Figure data in JSON:
________

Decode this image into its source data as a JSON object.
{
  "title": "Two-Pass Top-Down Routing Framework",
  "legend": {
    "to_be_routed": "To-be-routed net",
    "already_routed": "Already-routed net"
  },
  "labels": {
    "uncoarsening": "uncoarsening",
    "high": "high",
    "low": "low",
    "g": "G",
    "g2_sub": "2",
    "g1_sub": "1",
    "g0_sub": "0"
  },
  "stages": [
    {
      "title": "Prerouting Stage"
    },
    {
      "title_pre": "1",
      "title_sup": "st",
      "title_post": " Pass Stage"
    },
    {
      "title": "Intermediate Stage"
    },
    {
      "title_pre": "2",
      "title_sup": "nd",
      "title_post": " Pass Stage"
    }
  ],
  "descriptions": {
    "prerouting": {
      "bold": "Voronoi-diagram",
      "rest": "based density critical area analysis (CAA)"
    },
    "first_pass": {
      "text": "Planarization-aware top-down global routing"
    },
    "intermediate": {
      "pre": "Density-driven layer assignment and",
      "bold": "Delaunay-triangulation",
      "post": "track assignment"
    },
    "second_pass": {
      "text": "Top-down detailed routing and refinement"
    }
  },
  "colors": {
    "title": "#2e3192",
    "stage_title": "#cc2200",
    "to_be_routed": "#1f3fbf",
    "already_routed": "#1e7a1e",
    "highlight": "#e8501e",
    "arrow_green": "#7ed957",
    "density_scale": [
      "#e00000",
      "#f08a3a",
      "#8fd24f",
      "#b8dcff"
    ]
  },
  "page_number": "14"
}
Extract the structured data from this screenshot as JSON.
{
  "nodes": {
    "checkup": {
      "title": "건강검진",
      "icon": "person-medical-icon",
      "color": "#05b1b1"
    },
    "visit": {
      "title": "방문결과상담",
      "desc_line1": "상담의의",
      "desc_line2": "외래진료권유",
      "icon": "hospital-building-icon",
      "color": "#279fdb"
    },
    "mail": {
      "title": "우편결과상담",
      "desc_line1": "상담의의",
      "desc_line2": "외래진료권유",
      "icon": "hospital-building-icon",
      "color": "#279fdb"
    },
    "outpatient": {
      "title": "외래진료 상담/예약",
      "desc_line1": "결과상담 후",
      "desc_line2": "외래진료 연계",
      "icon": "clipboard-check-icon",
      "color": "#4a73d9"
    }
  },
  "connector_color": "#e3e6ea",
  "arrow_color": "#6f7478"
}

________

### AIM
Read through the entries and copy every line that includes "assignment".

### FINISHED EXERCISE
      "pre": "Density-driven layer assignment and",
      "post": "track assignment"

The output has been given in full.